_What you are asked to do_. Reproduce all the material exactly, minus any pictures it holds.

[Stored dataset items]
## Begin

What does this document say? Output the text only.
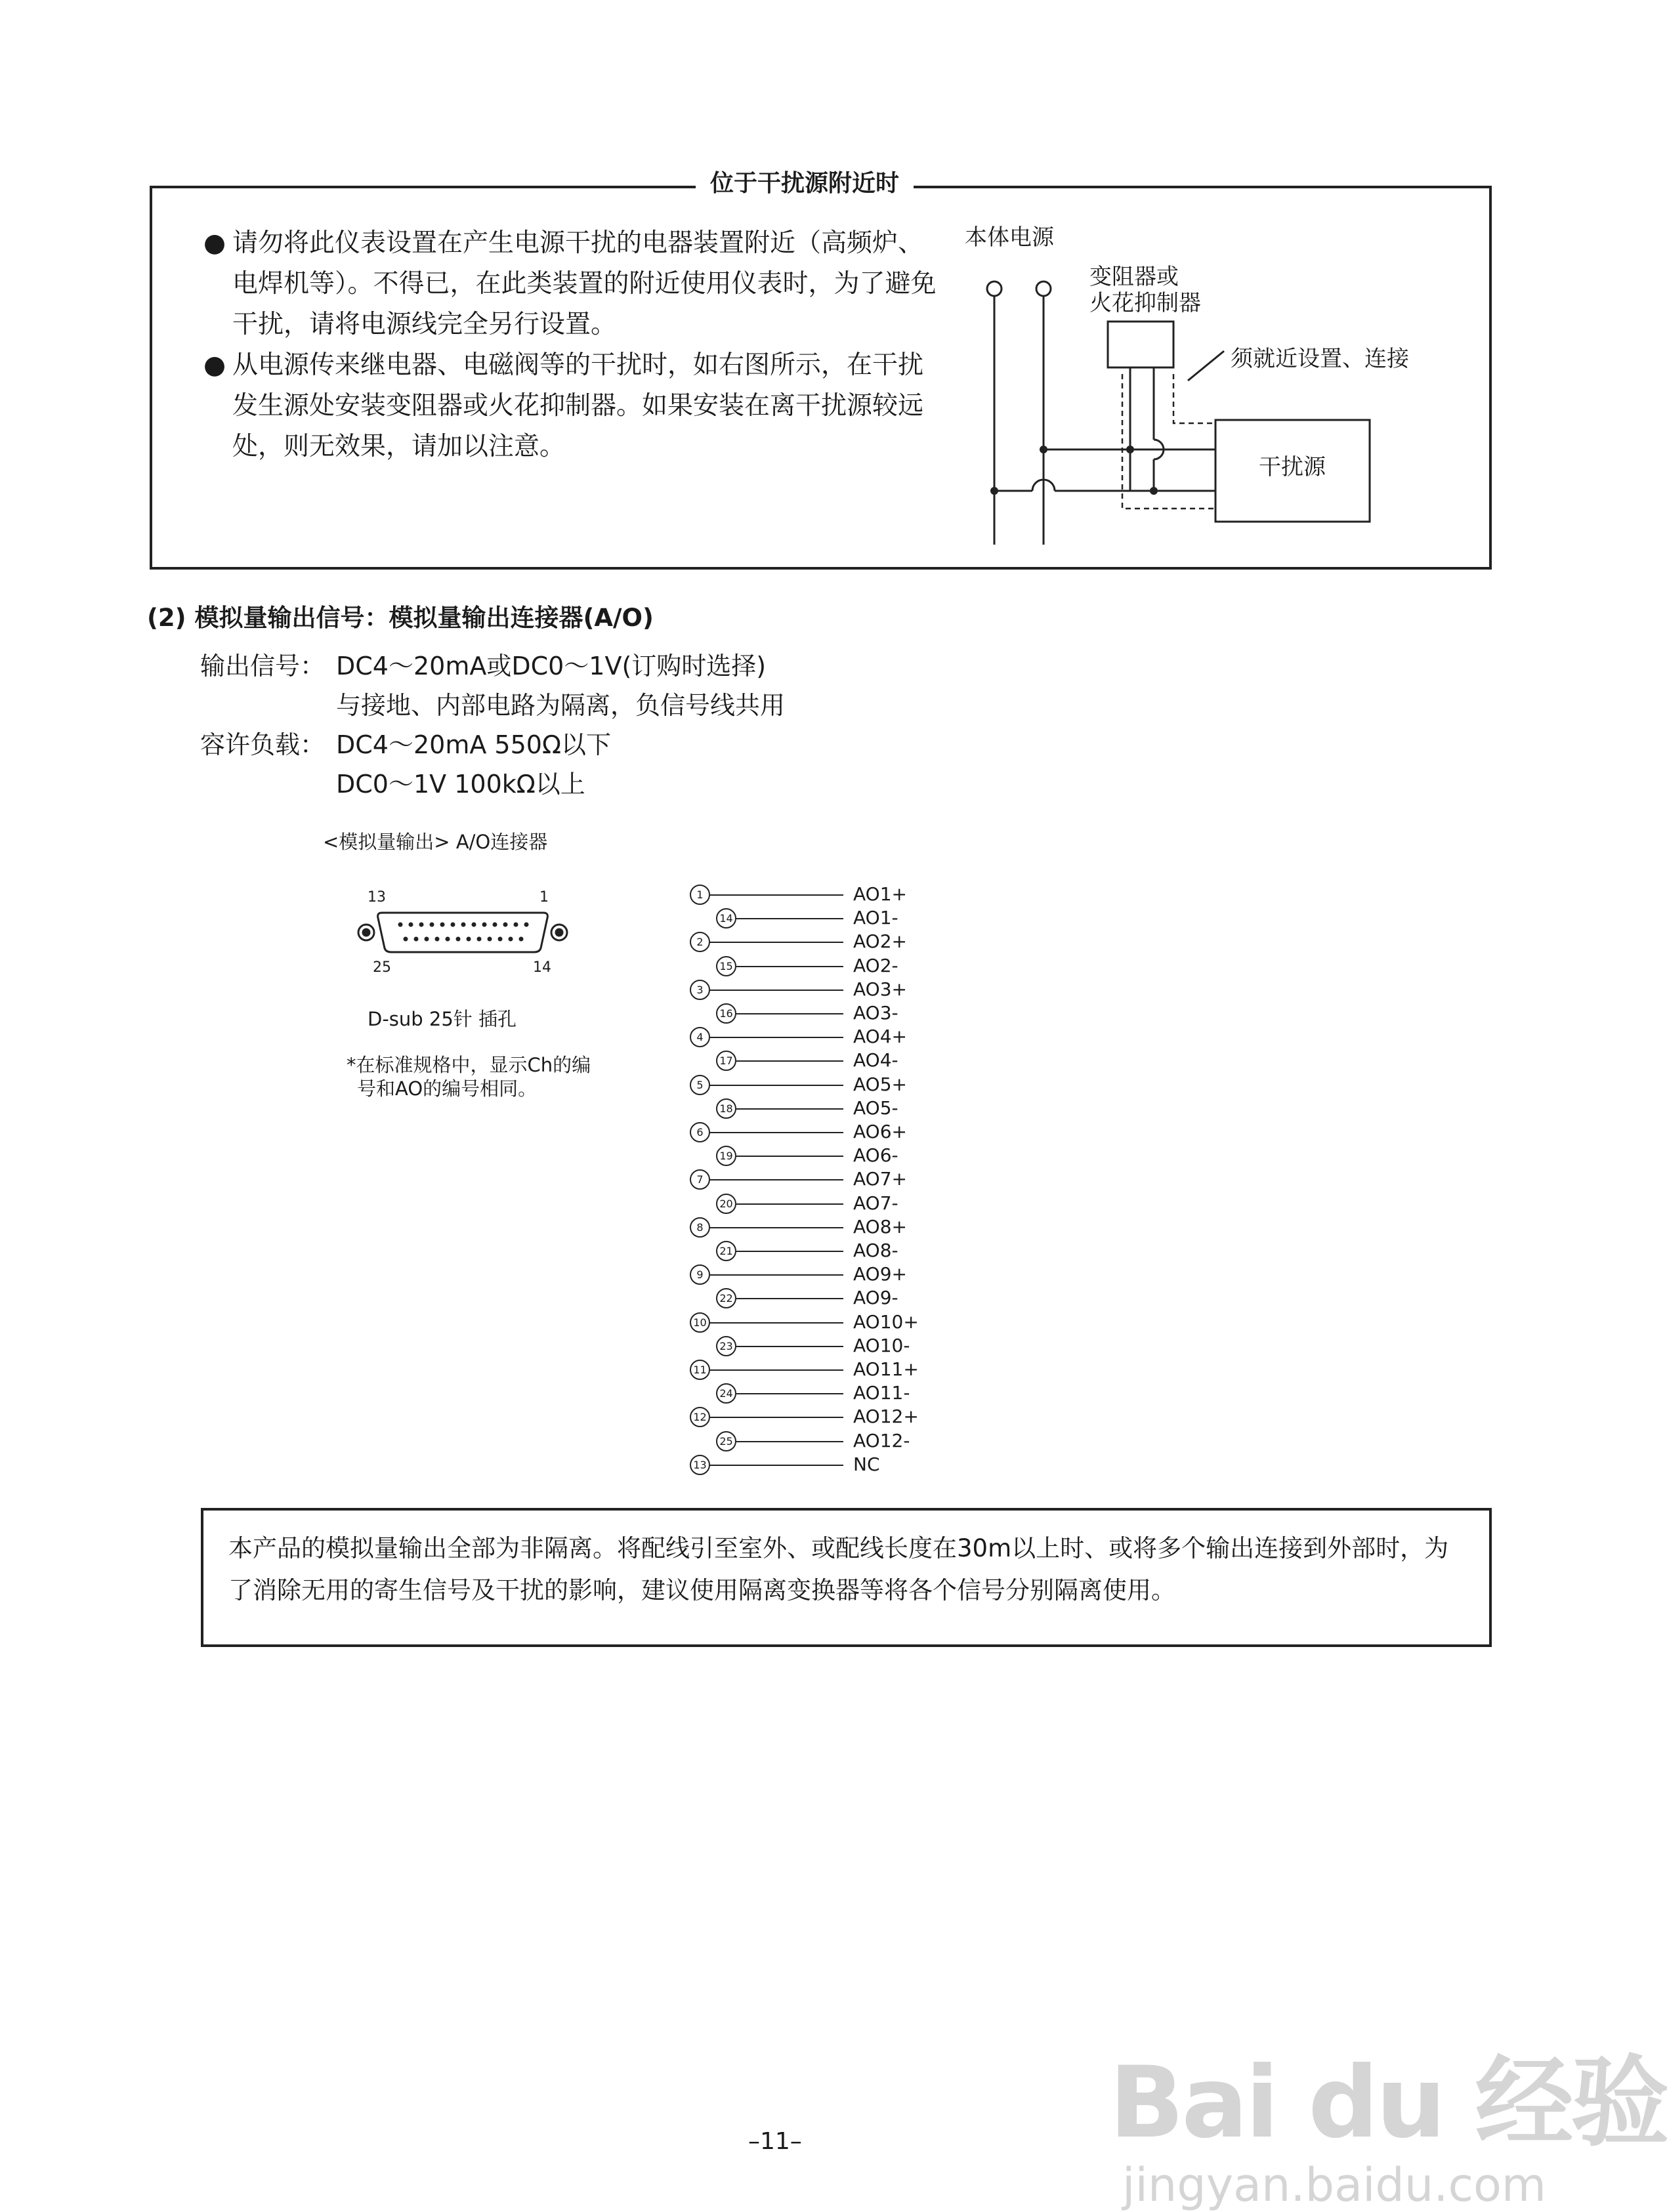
位于干扰源附近时
● 请勿将此仪表设置在产生电源干扰的电器装置附近（高频炉、电焊机等）。不得已，在此类装置的附近使用仪表时，为了避免干扰，请将电源线完全另行设置。

● 从电源传来继电器、电磁阀等的干扰时，如右图所示，在干扰发生源处安装变阻器或火花抑制器。如果安装在离干扰源较远处，则无效果，请加以注意。

本体电源
变阻器或
火花抑制器
须就近设置、连接
干扰源
(2) 模拟量输出信号：模拟量输出连接器(A/O)
输出信号： DC4～20mA或DC0～1V(订购时选择)
与接地、内部电路为隔离，负信号线共用
容许负载： DC4～20mA 550Ω以下
DC0～1V 100kΩ以上
<模拟量输出> A/O连接器
13	1
25	14
D-sub 25针 插孔
*在标准规格中，显示Ch的编
号和AO的编号相同。
1	AO1+
14	AO1-
2	AO2+
15	AO2-
3	AO3+
16	AO3-
4	AO4+
17	AO4-
5	AO5+
18	AO5-
6	AO6+
19	AO6-
7	AO7+
20	AO7-
8	AO8+
21	AO8-
9	AO9+
22	AO9-
10	AO10+
23	AO10-
11	AO11+
24	AO11-
12	AO12+
25	AO12-
13	NC
本产品的模拟量输出全部为非隔离。将配线引至室外、或配线长度在30m以上时、或将多个输出连接到外部时，为了消除无用的寄生信号及干扰的影响，建议使用隔离变换器等将各个信号分别隔离使用。
–11–	Bai du 经验
jingyan.baidu.com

## End

_Complete output_.
What does this document say? Output the text only.
位于干扰源附近时
● 请勿将此仪表设置在产生电源干扰的电器装置附近（高频炉、电焊机等）。不得已，在此类装置的附近使用仪表时，为了避免干扰，请将电源线完全另行设置。

● 从电源传来继电器、电磁阀等的干扰时，如右图所示，在干扰发生源处安装变阻器或火花抑制器。如果安装在离干扰源较远处，则无效果，请加以注意。

本体电源
变阻器或
火花抑制器
须就近设置、连接
干扰源
(2) 模拟量输出信号：模拟量输出连接器(A/O)
输出信号： DC4～20mA或DC0～1V(订购时选择)
与接地、内部电路为隔离，负信号线共用
容许负载： DC4～20mA 550Ω以下
DC0～1V 100kΩ以上
<模拟量输出> A/O连接器
13	1
25	14
D-sub 25针 插孔
*在标准规格中，显示Ch的编
号和AO的编号相同。
1	AO1+
14	AO1-
2	AO2+
15	AO2-
3	AO3+
16	AO3-
4	AO4+
17	AO4-
5	AO5+
18	AO5-
6	AO6+
19	AO6-
7	AO7+
20	AO7-
8	AO8+
21	AO8-
9	AO9+
22	AO9-
10	AO10+
23	AO10-
11	AO11+
24	AO11-
12	AO12+
25	AO12-
13	NC
本产品的模拟量输出全部为非隔离。将配线引至室外、或配线长度在30m以上时、或将多个输出连接到外部时，为了消除无用的寄生信号及干扰的影响，建议使用隔离变换器等将各个信号分别隔离使用。
–11–	Bai du 经验
jingyan.baidu.com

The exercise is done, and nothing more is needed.